=== SUPPLIED MATERIAL ===

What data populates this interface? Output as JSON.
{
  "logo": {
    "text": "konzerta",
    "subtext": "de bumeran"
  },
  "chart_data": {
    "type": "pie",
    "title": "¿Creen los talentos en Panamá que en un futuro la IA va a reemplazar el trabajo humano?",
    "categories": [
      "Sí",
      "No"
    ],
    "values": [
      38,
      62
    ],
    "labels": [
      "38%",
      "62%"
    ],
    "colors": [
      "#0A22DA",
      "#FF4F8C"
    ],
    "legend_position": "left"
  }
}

===
=== SUPPLIED MATERIAL ===

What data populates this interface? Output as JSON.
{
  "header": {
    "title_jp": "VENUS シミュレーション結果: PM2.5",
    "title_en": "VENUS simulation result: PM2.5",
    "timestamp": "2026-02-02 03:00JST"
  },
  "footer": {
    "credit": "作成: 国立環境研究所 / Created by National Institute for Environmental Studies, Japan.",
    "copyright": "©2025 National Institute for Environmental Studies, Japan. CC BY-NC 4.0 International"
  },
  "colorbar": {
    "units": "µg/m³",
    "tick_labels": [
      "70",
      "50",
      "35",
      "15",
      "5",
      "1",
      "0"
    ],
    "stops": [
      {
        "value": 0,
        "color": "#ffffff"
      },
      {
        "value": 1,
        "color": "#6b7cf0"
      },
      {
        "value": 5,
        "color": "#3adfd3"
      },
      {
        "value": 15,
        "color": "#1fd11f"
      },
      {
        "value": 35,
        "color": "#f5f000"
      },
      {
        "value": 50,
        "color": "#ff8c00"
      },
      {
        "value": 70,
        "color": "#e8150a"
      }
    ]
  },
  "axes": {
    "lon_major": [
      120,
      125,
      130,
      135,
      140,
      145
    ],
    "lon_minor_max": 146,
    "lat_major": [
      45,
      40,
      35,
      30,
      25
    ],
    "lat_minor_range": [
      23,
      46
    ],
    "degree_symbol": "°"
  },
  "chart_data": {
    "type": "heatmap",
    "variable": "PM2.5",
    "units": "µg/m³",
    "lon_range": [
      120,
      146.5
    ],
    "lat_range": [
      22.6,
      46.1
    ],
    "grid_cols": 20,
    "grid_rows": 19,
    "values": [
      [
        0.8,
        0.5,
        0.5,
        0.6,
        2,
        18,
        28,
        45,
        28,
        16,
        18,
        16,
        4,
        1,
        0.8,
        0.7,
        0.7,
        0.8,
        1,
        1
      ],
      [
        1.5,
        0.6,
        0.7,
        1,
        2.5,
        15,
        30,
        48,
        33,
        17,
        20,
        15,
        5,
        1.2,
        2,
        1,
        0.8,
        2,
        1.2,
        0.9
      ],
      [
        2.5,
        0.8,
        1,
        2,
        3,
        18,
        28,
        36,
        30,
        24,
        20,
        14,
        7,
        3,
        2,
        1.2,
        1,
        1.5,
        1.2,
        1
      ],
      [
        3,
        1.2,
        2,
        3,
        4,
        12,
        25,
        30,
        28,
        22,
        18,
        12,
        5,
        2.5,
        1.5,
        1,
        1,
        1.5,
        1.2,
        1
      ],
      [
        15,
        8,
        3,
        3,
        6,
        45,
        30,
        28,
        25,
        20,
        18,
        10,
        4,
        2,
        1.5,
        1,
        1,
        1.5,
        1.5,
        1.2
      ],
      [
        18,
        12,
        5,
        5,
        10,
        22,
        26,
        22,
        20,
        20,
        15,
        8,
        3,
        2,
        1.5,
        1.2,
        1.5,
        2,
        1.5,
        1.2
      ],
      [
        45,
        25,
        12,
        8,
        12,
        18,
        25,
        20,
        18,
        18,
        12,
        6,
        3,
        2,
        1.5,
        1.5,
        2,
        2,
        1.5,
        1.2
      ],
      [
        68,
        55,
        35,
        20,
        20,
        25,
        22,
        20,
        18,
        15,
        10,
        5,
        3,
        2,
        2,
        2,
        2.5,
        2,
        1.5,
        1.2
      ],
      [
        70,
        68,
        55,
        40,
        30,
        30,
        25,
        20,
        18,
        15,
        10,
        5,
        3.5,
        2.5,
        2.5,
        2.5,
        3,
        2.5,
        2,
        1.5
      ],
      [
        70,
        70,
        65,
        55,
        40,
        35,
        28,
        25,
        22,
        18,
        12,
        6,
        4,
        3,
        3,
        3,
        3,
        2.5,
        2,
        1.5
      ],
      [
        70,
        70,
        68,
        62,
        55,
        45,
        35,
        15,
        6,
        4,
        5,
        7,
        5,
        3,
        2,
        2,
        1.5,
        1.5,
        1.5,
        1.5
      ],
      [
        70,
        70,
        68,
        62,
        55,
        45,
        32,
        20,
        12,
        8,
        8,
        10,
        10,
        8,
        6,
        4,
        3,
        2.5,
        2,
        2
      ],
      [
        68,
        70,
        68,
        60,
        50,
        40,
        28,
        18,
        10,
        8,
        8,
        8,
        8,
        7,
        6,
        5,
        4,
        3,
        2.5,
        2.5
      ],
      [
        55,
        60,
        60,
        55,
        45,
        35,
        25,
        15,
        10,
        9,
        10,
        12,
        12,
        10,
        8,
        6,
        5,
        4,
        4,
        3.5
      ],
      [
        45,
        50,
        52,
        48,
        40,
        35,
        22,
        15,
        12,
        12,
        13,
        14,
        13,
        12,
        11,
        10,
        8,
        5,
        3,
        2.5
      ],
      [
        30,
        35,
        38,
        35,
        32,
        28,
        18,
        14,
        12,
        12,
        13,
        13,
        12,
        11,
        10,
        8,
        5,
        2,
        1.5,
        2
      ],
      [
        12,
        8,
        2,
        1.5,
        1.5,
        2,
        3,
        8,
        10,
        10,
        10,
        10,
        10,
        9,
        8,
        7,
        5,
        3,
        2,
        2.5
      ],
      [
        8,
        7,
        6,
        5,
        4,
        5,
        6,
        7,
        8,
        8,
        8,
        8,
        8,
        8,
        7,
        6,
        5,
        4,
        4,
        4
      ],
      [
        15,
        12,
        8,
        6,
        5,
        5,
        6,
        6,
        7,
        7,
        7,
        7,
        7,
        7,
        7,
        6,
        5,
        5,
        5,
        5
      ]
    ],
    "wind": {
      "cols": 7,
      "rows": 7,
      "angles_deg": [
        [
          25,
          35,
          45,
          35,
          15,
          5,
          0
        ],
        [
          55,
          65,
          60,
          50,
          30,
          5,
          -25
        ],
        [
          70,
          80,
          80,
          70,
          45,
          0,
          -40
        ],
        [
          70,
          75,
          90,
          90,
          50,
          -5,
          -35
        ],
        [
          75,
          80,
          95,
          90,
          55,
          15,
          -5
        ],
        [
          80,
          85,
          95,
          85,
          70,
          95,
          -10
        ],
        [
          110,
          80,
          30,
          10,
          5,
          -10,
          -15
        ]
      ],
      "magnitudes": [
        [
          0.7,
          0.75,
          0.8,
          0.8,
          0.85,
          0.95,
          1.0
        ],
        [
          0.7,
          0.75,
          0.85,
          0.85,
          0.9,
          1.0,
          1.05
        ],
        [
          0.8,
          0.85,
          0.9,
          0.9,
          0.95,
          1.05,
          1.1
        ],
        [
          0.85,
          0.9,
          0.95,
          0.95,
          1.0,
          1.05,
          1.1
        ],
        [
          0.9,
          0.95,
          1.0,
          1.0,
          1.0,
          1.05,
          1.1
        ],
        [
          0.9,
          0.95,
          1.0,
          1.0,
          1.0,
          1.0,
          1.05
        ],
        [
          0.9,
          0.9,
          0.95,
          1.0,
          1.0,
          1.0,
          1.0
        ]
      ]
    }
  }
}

===
=== SUPPLIED MATERIAL ===

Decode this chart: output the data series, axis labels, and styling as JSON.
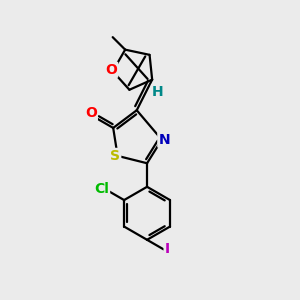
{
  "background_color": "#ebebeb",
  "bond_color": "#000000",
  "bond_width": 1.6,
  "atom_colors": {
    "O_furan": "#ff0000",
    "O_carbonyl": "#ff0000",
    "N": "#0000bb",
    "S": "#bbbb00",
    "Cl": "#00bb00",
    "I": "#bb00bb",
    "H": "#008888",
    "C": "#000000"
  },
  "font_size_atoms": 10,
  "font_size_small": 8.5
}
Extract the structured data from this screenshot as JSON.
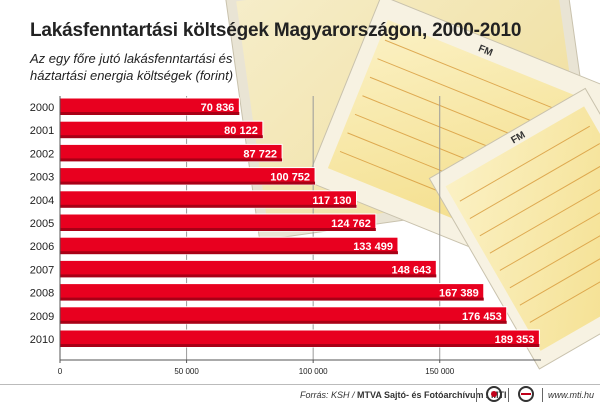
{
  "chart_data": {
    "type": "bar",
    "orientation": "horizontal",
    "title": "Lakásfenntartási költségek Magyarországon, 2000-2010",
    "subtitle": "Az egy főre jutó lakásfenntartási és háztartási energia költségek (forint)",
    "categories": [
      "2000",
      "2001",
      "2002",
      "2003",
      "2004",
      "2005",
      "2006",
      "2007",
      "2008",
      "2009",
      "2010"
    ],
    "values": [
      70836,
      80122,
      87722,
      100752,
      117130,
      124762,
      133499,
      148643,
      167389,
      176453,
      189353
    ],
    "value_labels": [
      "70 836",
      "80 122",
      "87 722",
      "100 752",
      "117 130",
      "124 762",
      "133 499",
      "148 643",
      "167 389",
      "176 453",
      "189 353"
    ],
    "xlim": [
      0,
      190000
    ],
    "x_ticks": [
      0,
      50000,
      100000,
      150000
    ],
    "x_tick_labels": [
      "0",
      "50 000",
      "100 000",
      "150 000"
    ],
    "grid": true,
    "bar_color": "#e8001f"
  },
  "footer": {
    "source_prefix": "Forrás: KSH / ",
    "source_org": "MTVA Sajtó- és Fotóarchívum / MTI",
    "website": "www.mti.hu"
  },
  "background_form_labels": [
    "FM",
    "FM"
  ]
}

===

## REQUIREMENTS
Identify and list each line with the word "VENUS".

## EXERCISE SOLUTION
    "title_jp": "VENUS シミュレーション結果: PM2.5",
    "title_en": "VENUS simulation result: PM2.5",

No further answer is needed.